== TASK BRIEF ==
Could you reproduce the entries from the very first one through the line containing "profile-bar bbox=[370, 126, 373, 196]", swapping "legend-band" for "legend-swatch" and leaving everything else unchanged, with no other lines included?

═══ STORED DATA ═══

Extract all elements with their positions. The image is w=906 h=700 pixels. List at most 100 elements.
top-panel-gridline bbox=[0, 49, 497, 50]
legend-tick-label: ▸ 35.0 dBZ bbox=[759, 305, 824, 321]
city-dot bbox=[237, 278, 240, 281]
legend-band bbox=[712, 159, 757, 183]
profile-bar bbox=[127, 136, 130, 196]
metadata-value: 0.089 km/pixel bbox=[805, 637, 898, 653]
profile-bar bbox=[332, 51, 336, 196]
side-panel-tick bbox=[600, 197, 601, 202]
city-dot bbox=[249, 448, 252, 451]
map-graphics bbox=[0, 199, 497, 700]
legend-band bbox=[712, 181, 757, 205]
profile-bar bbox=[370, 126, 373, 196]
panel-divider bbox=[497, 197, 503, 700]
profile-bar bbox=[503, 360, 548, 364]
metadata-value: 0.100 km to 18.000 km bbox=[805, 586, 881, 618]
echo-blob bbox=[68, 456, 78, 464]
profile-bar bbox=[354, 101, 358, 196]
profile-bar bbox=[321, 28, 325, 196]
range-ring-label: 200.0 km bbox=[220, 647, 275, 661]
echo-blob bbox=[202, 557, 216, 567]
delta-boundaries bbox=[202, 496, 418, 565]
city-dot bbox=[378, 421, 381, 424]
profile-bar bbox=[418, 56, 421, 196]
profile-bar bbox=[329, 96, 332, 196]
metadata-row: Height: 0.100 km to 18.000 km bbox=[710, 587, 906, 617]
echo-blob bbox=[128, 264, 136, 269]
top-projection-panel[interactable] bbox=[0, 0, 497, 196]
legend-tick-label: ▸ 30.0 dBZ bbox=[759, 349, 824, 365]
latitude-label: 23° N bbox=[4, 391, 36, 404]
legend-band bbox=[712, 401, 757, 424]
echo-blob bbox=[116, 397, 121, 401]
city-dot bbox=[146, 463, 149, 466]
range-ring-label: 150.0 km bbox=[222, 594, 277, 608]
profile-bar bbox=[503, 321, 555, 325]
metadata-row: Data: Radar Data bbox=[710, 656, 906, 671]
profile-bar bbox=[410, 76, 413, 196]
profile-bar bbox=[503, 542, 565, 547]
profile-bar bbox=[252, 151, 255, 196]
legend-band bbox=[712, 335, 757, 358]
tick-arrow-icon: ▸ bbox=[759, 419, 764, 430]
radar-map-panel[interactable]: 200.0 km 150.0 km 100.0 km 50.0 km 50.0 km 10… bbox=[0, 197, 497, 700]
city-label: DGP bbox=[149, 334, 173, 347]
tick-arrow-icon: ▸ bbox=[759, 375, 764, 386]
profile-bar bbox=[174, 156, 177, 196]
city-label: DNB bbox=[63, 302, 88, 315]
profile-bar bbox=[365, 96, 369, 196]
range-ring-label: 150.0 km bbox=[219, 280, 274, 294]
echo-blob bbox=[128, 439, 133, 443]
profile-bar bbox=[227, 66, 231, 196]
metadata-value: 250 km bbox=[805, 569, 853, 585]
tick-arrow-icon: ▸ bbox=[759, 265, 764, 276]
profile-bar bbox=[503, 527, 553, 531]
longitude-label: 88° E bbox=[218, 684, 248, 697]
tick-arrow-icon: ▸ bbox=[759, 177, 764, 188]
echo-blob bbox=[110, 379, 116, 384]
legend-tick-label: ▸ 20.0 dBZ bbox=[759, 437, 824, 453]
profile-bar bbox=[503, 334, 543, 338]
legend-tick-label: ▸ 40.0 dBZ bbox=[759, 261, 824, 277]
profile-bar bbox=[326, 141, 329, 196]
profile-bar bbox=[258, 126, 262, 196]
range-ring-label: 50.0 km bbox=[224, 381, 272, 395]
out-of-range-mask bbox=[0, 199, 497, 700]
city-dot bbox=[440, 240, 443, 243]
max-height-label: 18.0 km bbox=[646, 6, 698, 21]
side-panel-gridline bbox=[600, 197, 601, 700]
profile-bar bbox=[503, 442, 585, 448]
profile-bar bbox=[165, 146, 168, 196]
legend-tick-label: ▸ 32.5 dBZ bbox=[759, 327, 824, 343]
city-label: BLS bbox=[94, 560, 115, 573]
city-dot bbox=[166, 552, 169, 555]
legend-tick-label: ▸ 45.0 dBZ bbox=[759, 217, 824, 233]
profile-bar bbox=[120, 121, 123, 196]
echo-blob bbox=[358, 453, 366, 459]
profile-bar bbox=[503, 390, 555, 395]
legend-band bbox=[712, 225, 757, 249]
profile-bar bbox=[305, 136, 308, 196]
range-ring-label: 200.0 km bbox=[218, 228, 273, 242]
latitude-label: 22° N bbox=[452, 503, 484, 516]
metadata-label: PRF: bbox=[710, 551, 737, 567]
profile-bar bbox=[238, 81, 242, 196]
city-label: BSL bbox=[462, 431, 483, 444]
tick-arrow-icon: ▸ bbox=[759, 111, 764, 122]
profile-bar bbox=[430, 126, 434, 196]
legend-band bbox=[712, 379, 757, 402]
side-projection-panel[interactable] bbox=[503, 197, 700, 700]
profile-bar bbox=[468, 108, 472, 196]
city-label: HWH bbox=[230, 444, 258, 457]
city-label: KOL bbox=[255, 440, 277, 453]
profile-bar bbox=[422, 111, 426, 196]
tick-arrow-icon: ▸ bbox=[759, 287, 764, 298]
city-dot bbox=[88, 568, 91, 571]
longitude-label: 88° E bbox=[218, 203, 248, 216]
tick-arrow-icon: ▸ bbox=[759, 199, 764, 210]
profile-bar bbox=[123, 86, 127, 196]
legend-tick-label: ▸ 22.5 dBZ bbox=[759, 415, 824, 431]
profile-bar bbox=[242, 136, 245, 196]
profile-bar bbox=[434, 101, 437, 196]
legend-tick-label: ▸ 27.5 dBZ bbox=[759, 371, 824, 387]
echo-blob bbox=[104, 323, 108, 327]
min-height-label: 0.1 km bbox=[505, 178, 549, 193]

═══

== SOLUTION BELOW ==
Extract all elements with their positions. The image is w=906 h=700 pixels. List at most 100 elements.
top-panel-gridline bbox=[0, 49, 497, 50]
legend-tick-label: ▸ 35.0 dBZ bbox=[759, 305, 824, 321]
city-dot bbox=[237, 278, 240, 281]
legend-swatch bbox=[712, 159, 757, 183]
profile-bar bbox=[127, 136, 130, 196]
metadata-value: 0.089 km/pixel bbox=[805, 637, 898, 653]
profile-bar bbox=[332, 51, 336, 196]
side-panel-tick bbox=[600, 197, 601, 202]
city-dot bbox=[249, 448, 252, 451]
map-graphics bbox=[0, 199, 497, 700]
legend-swatch bbox=[712, 181, 757, 205]
profile-bar bbox=[370, 126, 373, 196]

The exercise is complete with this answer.